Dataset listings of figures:
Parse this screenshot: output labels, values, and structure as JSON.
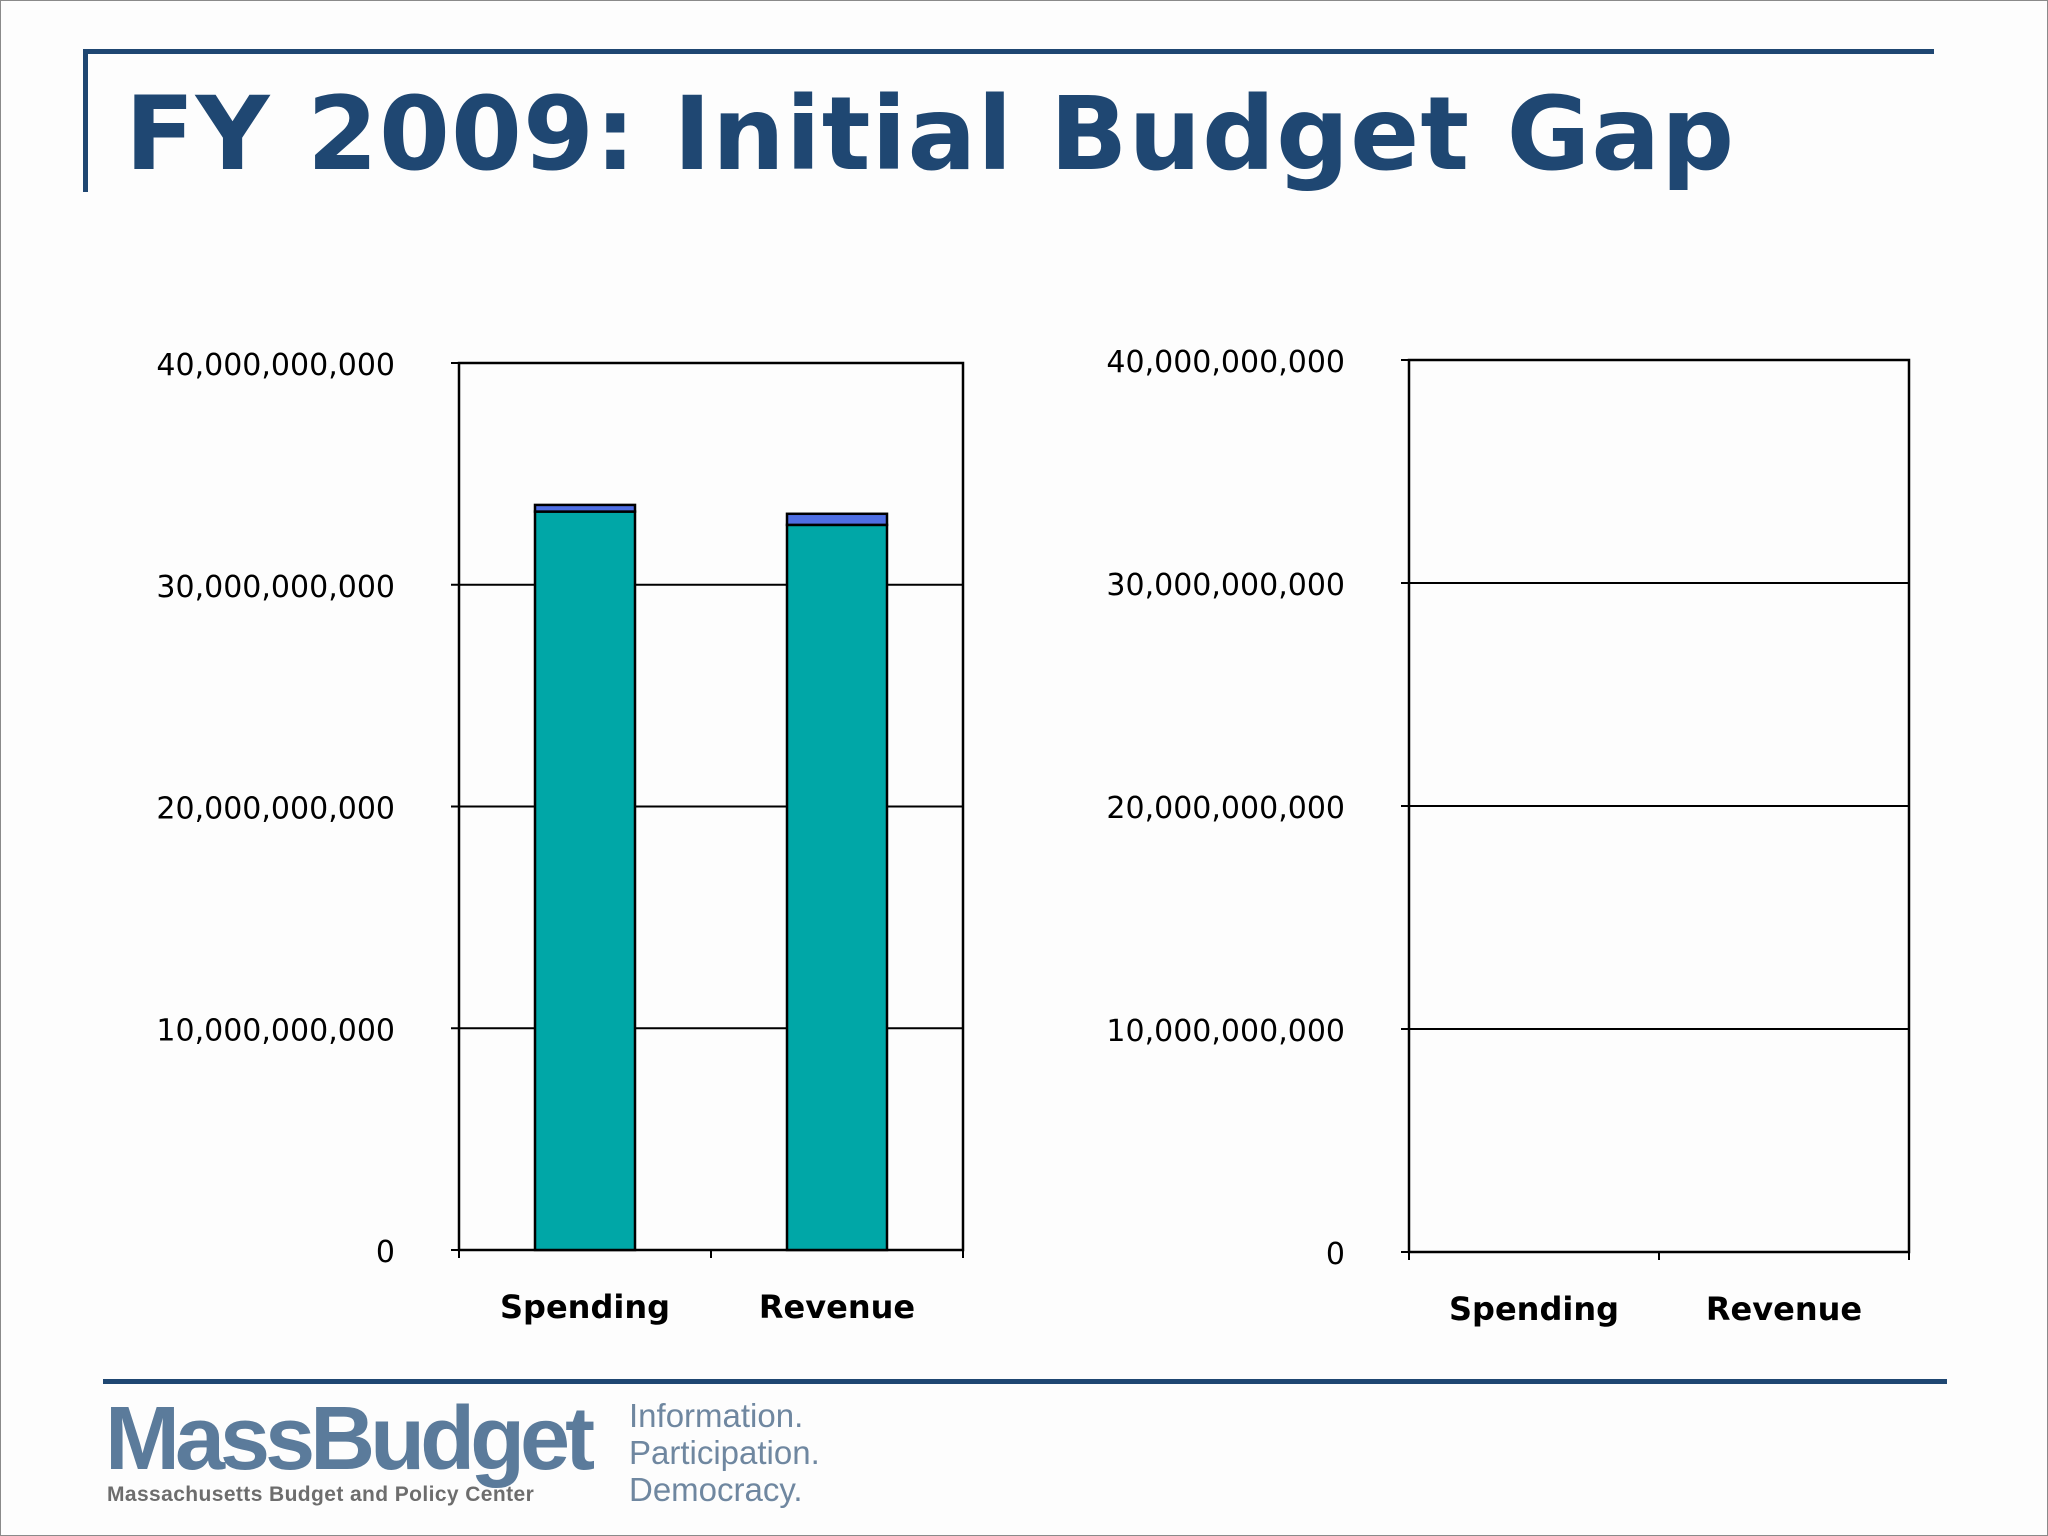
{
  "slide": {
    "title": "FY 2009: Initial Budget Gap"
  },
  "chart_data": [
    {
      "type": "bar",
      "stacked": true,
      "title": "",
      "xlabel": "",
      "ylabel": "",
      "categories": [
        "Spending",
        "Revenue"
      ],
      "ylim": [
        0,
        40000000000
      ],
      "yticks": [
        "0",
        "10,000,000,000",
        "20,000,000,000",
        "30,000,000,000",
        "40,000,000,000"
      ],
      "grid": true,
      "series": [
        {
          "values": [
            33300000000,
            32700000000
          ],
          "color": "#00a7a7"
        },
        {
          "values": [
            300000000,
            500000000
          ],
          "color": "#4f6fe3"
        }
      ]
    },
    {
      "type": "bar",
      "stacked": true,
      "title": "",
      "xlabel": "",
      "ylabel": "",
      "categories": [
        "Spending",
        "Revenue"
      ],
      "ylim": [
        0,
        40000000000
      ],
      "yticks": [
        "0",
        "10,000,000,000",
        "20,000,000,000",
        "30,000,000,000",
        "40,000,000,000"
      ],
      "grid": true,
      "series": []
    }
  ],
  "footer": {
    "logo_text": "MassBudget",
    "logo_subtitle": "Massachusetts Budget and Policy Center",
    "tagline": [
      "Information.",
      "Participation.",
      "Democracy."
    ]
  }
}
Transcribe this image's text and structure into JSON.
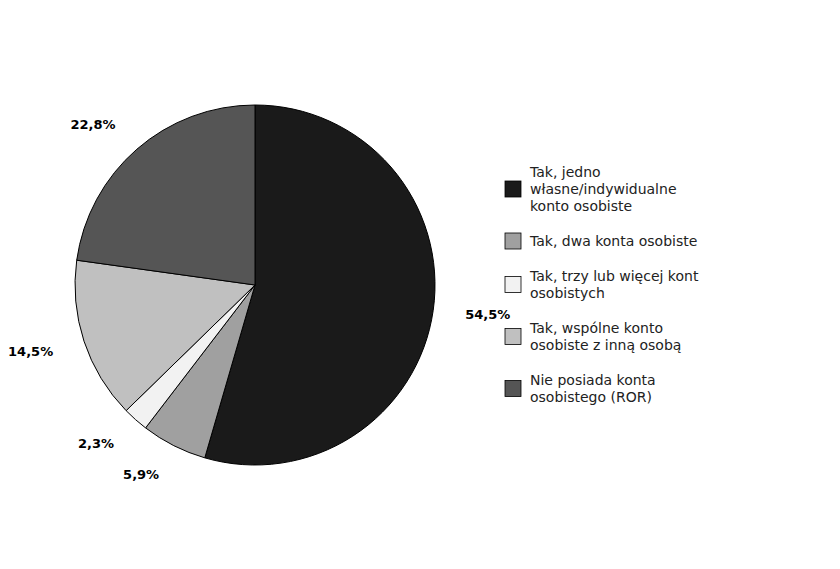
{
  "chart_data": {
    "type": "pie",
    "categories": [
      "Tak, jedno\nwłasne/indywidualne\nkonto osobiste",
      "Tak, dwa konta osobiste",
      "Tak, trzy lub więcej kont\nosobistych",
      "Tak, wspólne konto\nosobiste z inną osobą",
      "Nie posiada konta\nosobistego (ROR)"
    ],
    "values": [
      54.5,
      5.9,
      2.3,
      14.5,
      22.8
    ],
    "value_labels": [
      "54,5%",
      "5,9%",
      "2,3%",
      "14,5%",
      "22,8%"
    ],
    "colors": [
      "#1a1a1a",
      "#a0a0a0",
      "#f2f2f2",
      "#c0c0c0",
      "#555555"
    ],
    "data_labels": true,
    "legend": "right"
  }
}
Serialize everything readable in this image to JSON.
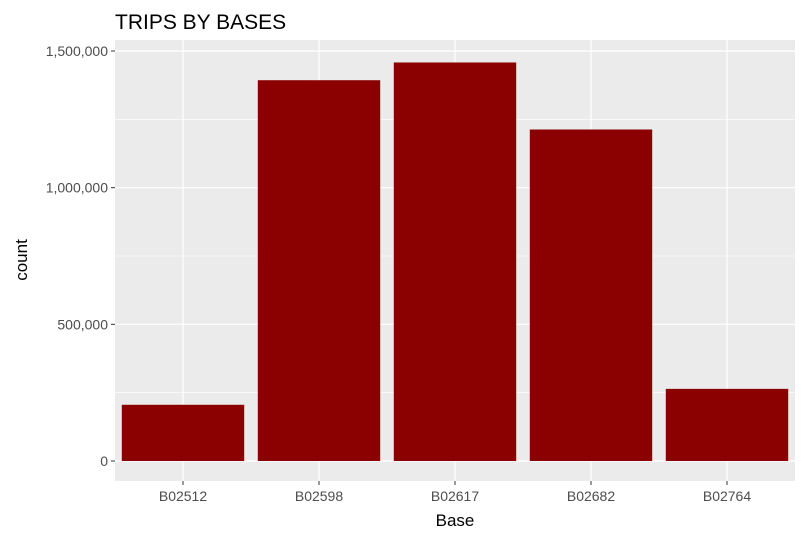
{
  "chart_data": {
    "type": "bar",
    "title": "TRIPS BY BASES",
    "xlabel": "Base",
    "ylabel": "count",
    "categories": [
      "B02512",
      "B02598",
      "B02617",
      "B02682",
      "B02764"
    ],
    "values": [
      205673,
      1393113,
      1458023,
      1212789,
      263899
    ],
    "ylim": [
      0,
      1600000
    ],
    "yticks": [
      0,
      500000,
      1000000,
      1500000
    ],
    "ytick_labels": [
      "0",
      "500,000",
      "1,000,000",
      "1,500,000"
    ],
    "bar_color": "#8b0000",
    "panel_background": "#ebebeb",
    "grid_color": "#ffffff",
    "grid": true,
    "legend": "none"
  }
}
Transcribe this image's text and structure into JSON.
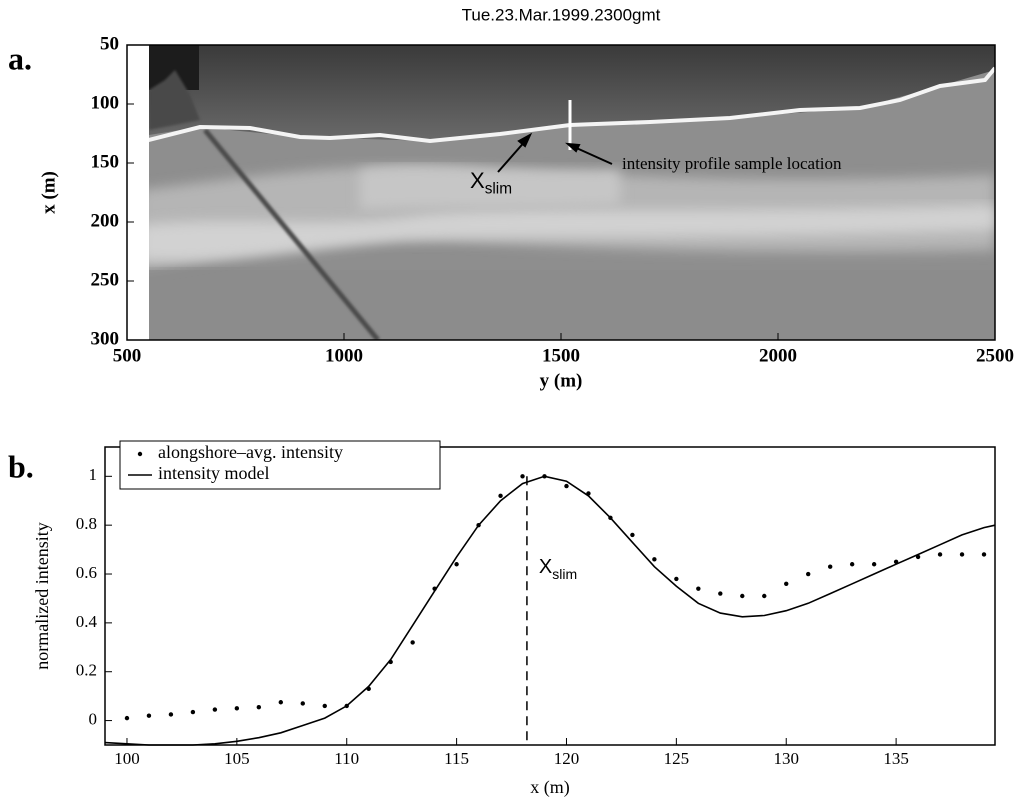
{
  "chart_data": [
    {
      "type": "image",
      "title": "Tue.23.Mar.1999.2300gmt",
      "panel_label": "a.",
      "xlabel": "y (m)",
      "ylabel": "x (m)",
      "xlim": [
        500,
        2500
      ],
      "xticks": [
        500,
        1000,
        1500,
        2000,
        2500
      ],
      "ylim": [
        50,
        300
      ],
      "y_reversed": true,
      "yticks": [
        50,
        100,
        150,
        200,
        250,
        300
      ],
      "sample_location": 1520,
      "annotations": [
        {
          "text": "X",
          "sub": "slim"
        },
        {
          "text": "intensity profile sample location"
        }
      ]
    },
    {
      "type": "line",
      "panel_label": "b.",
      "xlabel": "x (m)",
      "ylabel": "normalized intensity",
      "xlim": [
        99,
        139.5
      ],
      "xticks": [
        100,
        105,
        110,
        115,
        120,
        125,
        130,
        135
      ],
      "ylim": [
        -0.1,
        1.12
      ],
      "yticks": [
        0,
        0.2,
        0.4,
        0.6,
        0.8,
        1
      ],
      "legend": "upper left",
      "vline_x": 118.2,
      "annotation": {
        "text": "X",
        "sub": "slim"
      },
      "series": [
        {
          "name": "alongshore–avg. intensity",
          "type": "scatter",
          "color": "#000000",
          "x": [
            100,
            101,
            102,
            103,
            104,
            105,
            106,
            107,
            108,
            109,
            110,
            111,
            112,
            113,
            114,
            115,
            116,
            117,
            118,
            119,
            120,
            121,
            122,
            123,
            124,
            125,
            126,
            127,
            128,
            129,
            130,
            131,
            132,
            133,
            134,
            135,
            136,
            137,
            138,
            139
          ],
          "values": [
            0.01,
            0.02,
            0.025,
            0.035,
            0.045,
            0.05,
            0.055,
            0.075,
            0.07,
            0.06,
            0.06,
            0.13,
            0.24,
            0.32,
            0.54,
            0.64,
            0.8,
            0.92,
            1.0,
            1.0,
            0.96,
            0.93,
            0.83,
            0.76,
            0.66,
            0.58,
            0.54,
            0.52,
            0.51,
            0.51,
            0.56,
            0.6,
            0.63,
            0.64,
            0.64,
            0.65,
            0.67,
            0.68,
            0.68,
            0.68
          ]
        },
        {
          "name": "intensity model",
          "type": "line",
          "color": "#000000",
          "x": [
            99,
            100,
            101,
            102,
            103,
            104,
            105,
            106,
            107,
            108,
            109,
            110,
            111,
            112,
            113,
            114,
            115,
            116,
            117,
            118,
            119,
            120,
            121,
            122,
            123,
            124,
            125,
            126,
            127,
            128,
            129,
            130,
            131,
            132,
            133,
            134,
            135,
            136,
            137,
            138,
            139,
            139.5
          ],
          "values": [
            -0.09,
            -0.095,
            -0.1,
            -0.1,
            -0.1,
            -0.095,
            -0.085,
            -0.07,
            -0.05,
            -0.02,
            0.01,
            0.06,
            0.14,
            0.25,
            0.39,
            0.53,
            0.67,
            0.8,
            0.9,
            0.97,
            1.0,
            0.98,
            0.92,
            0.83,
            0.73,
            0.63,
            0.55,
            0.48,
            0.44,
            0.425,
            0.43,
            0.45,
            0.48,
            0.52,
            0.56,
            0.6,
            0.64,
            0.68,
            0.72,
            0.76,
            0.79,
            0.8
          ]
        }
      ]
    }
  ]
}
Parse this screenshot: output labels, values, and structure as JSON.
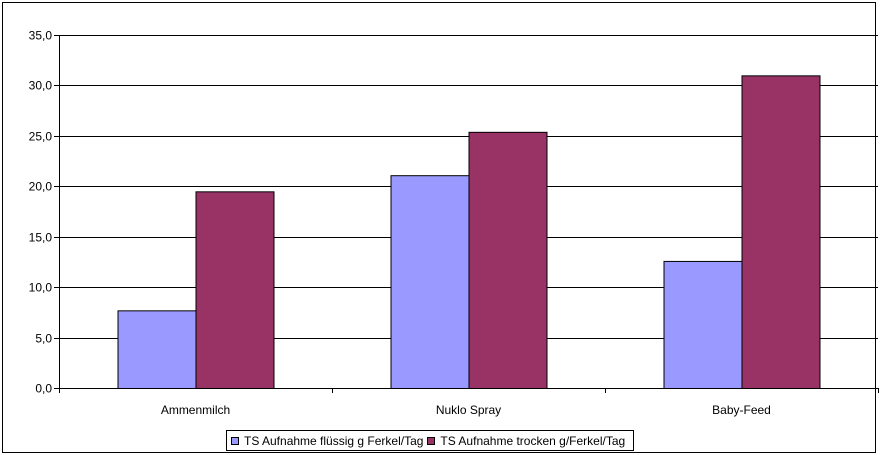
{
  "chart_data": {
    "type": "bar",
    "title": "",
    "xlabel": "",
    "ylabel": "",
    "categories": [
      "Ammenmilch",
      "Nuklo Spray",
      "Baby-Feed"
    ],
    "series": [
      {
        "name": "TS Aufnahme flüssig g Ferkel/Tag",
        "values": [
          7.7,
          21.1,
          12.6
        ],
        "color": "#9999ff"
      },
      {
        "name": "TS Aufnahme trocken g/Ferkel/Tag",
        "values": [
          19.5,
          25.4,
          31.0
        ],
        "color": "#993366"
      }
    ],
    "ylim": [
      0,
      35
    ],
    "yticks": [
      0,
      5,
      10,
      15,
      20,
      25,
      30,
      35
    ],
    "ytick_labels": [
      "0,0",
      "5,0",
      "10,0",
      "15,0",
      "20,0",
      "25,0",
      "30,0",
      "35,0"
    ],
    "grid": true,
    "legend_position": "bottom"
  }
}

### Task prompt
Copy all the entries word for word. Omit any pictures.

### Answer to this task
Parse this screenshot: output labels, values, and structure as JSON.
{
  "slide": {
    "title": "FY 2009: Initial Budget Gap"
  },
  "chart_data": [
    {
      "type": "bar",
      "stacked": true,
      "title": "",
      "xlabel": "",
      "ylabel": "",
      "categories": [
        "Spending",
        "Revenue"
      ],
      "ylim": [
        0,
        40000000000
      ],
      "yticks": [
        "0",
        "10,000,000,000",
        "20,000,000,000",
        "30,000,000,000",
        "40,000,000,000"
      ],
      "grid": true,
      "series": [
        {
          "values": [
            33300000000,
            32700000000
          ],
          "color": "#00a7a7"
        },
        {
          "values": [
            300000000,
            500000000
          ],
          "color": "#4f6fe3"
        }
      ]
    },
    {
      "type": "bar",
      "stacked": true,
      "title": "",
      "xlabel": "",
      "ylabel": "",
      "categories": [
        "Spending",
        "Revenue"
      ],
      "ylim": [
        0,
        40000000000
      ],
      "yticks": [
        "0",
        "10,000,000,000",
        "20,000,000,000",
        "30,000,000,000",
        "40,000,000,000"
      ],
      "grid": true,
      "series": []
    }
  ],
  "footer": {
    "logo_text": "MassBudget",
    "logo_subtitle": "Massachusetts Budget and Policy Center",
    "tagline": [
      "Information.",
      "Participation.",
      "Democracy."
    ]
  }
}
Transcribe this image's text and structure into JSON.
{
  "chart_data": {
    "type": "pie",
    "categories": [
      "Tak, jedno\nwłasne/indywidualne\nkonto osobiste",
      "Tak, dwa konta osobiste",
      "Tak, trzy lub więcej kont\nosobistych",
      "Tak, wspólne konto\nosobiste z inną osobą",
      "Nie posiada konta\nosobistego (ROR)"
    ],
    "values": [
      54.5,
      5.9,
      2.3,
      14.5,
      22.8
    ],
    "value_labels": [
      "54,5%",
      "5,9%",
      "2,3%",
      "14,5%",
      "22,8%"
    ],
    "colors": [
      "#1a1a1a",
      "#a0a0a0",
      "#f2f2f2",
      "#c0c0c0",
      "#555555"
    ],
    "data_labels": true,
    "legend": "right"
  }
}
Serialize everything readable in this image to JSON.
{
  "chart_data": {
    "type": "bar",
    "title": "TRIPS BY BASES",
    "xlabel": "Base",
    "ylabel": "count",
    "categories": [
      "B02512",
      "B02598",
      "B02617",
      "B02682",
      "B02764"
    ],
    "values": [
      205673,
      1393113,
      1458023,
      1212789,
      263899
    ],
    "ylim": [
      0,
      1600000
    ],
    "yticks": [
      0,
      500000,
      1000000,
      1500000
    ],
    "ytick_labels": [
      "0",
      "500,000",
      "1,000,000",
      "1,500,000"
    ],
    "bar_color": "#8b0000",
    "panel_background": "#ebebeb",
    "grid_color": "#ffffff",
    "grid": true,
    "legend": "none"
  }
}
Transcribe this image's text and structure into JSON.
{
  "chart_data": [
    {
      "type": "image",
      "title": "Tue.23.Mar.1999.2300gmt",
      "panel_label": "a.",
      "xlabel": "y (m)",
      "ylabel": "x (m)",
      "xlim": [
        500,
        2500
      ],
      "xticks": [
        500,
        1000,
        1500,
        2000,
        2500
      ],
      "ylim": [
        50,
        300
      ],
      "y_reversed": true,
      "yticks": [
        50,
        100,
        150,
        200,
        250,
        300
      ],
      "sample_location": 1520,
      "annotations": [
        {
          "text": "X",
          "sub": "slim"
        },
        {
          "text": "intensity profile sample location"
        }
      ]
    },
    {
      "type": "line",
      "panel_label": "b.",
      "xlabel": "x (m)",
      "ylabel": "normalized intensity",
      "xlim": [
        99,
        139.5
      ],
      "xticks": [
        100,
        105,
        110,
        115,
        120,
        125,
        130,
        135
      ],
      "ylim": [
        -0.1,
        1.12
      ],
      "yticks": [
        0,
        0.2,
        0.4,
        0.6,
        0.8,
        1
      ],
      "legend": "upper left",
      "vline_x": 118.2,
      "annotation": {
        "text": "X",
        "sub": "slim"
      },
      "series": [
        {
          "name": "alongshore–avg. intensity",
          "type": "scatter",
          "color": "#000000",
          "x": [
            100,
            101,
            102,
            103,
            104,
            105,
            106,
            107,
            108,
            109,
            110,
            111,
            112,
            113,
            114,
            115,
            116,
            117,
            118,
            119,
            120,
            121,
            122,
            123,
            124,
            125,
            126,
            127,
            128,
            129,
            130,
            131,
            132,
            133,
            134,
            135,
            136,
            137,
            138,
            139
          ],
          "values": [
            0.01,
            0.02,
            0.025,
            0.035,
            0.045,
            0.05,
            0.055,
            0.075,
            0.07,
            0.06,
            0.06,
            0.13,
            0.24,
            0.32,
            0.54,
            0.64,
            0.8,
            0.92,
            1.0,
            1.0,
            0.96,
            0.93,
            0.83,
            0.76,
            0.66,
            0.58,
            0.54,
            0.52,
            0.51,
            0.51,
            0.56,
            0.6,
            0.63,
            0.64,
            0.64,
            0.65,
            0.67,
            0.68,
            0.68,
            0.68
          ]
        },
        {
          "name": "intensity model",
          "type": "line",
          "color": "#000000",
          "x": [
            99,
            100,
            101,
            102,
            103,
            104,
            105,
            106,
            107,
            108,
            109,
            110,
            111,
            112,
            113,
            114,
            115,
            116,
            117,
            118,
            119,
            120,
            121,
            122,
            123,
            124,
            125,
            126,
            127,
            128,
            129,
            130,
            131,
            132,
            133,
            134,
            135,
            136,
            137,
            138,
            139,
            139.5
          ],
          "values": [
            -0.09,
            -0.095,
            -0.1,
            -0.1,
            -0.1,
            -0.095,
            -0.085,
            -0.07,
            -0.05,
            -0.02,
            0.01,
            0.06,
            0.14,
            0.25,
            0.39,
            0.53,
            0.67,
            0.8,
            0.9,
            0.97,
            1.0,
            0.98,
            0.92,
            0.83,
            0.73,
            0.63,
            0.55,
            0.48,
            0.44,
            0.425,
            0.43,
            0.45,
            0.48,
            0.52,
            0.56,
            0.6,
            0.64,
            0.68,
            0.72,
            0.76,
            0.79,
            0.8
          ]
        }
      ]
    }
  ]
}
Parse this screenshot: output labels, values, and structure as JSON.
{
  "chart_data": {
    "type": "bar",
    "title": "",
    "xlabel": "",
    "ylabel": "",
    "categories": [
      "Ammenmilch",
      "Nuklo Spray",
      "Baby-Feed"
    ],
    "series": [
      {
        "name": "TS Aufnahme flüssig g Ferkel/Tag",
        "values": [
          7.7,
          21.1,
          12.6
        ],
        "color": "#9999ff"
      },
      {
        "name": "TS Aufnahme trocken g/Ferkel/Tag",
        "values": [
          19.5,
          25.4,
          31.0
        ],
        "color": "#993366"
      }
    ],
    "ylim": [
      0,
      35
    ],
    "yticks": [
      0,
      5,
      10,
      15,
      20,
      25,
      30,
      35
    ],
    "ytick_labels": [
      "0,0",
      "5,0",
      "10,0",
      "15,0",
      "20,0",
      "25,0",
      "30,0",
      "35,0"
    ],
    "grid": true,
    "legend_position": "bottom"
  }
}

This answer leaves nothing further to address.